Data items:
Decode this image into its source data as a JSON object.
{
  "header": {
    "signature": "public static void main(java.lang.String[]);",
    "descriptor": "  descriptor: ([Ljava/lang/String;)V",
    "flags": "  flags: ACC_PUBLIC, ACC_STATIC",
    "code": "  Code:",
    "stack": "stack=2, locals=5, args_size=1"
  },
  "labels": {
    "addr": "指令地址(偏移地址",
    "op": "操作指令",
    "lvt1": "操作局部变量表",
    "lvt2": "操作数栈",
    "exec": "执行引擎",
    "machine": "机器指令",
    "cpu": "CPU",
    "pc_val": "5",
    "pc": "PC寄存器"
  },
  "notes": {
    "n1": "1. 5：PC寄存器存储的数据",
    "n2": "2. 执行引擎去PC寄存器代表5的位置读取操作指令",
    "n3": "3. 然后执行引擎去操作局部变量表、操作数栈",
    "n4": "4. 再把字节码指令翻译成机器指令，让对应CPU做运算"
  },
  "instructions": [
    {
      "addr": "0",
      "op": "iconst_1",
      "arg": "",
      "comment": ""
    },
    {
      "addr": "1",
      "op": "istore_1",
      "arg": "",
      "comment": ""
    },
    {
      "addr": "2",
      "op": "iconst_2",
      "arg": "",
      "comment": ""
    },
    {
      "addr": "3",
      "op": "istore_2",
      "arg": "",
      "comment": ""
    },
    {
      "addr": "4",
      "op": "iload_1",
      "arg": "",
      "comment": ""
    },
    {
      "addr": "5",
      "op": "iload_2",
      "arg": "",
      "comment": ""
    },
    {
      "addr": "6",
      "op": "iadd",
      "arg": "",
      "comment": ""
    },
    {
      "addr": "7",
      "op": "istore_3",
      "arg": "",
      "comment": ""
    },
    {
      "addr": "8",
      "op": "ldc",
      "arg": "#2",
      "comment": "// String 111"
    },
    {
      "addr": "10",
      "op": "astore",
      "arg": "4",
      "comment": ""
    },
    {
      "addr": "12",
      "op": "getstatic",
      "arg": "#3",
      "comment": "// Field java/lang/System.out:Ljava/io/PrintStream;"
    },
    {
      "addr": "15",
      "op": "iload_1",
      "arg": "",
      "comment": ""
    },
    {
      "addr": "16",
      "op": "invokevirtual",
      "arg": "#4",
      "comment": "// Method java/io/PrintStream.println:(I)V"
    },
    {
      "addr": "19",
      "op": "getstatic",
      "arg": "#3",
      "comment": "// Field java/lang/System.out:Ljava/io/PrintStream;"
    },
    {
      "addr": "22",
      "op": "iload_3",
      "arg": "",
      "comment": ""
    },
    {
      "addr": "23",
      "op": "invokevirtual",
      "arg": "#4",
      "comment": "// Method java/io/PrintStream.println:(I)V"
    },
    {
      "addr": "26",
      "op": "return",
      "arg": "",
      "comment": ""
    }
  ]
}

◆ Instructions for the task:
Please reproduce every line of the material word for word.

◆ Expected output:
Decode this image into its source data as a JSON object.
{
  "header": {
    "signature": "public static void main(java.lang.String[]);",
    "descriptor": "  descriptor: ([Ljava/lang/String;)V",
    "flags": "  flags: ACC_PUBLIC, ACC_STATIC",
    "code": "  Code:",
    "stack": "stack=2, locals=5, args_size=1"
  },
  "labels": {
    "addr": "指令地址(偏移地址",
    "op": "操作指令",
    "lvt1": "操作局部变量表",
    "lvt2": "操作数栈",
    "exec": "执行引擎",
    "machine": "机器指令",
    "cpu": "CPU",
    "pc_val": "5",
    "pc": "PC寄存器"
  },
  "notes": {
    "n1": "1. 5：PC寄存器存储的数据",
    "n2": "2. 执行引擎去PC寄存器代表5的位置读取操作指令",
    "n3": "3. 然后执行引擎去操作局部变量表、操作数栈",
    "n4": "4. 再把字节码指令翻译成机器指令，让对应CPU做运算"
  },
  "instructions": [
    {
      "addr": "0",
      "op": "iconst_1",
      "arg": "",
      "comment": ""
    },
    {
      "addr": "1",
      "op": "istore_1",
      "arg": "",
      "comment": ""
    },
    {
      "addr": "2",
      "op": "iconst_2",
      "arg": "",
      "comment": ""
    },
    {
      "addr": "3",
      "op": "istore_2",
      "arg": "",
      "comment": ""
    },
    {
      "addr": "4",
      "op": "iload_1",
      "arg": "",
      "comment": ""
    },
    {
      "addr": "5",
      "op": "iload_2",
      "arg": "",
      "comment": ""
    },
    {
      "addr": "6",
      "op": "iadd",
      "arg": "",
      "comment": ""
    },
    {
      "addr": "7",
      "op": "istore_3",
      "arg": "",
      "comment": ""
    },
    {
      "addr": "8",
      "op": "ldc",
      "arg": "#2",
      "comment": "// String 111"
    },
    {
      "addr": "10",
      "op": "astore",
      "arg": "4",
      "comment": ""
    },
    {
      "addr": "12",
      "op": "getstatic",
      "arg": "#3",
      "comment": "// Field java/lang/System.out:Ljava/io/PrintStream;"
    },
    {
      "addr": "15",
      "op": "iload_1",
      "arg": "",
      "comment": ""
    },
    {
      "addr": "16",
      "op": "invokevirtual",
      "arg": "#4",
      "comment": "// Method java/io/PrintStream.println:(I)V"
    },
    {
      "addr": "19",
      "op": "getstatic",
      "arg": "#3",
      "comment": "// Field java/lang/System.out:Ljava/io/PrintStream;"
    },
    {
      "addr": "22",
      "op": "iload_3",
      "arg": "",
      "comment": ""
    },
    {
      "addr": "23",
      "op": "invokevirtual",
      "arg": "#4",
      "comment": "// Method java/io/PrintStream.println:(I)V"
    },
    {
      "addr": "26",
      "op": "return",
      "arg": "",
      "comment": ""
    }
  ]
}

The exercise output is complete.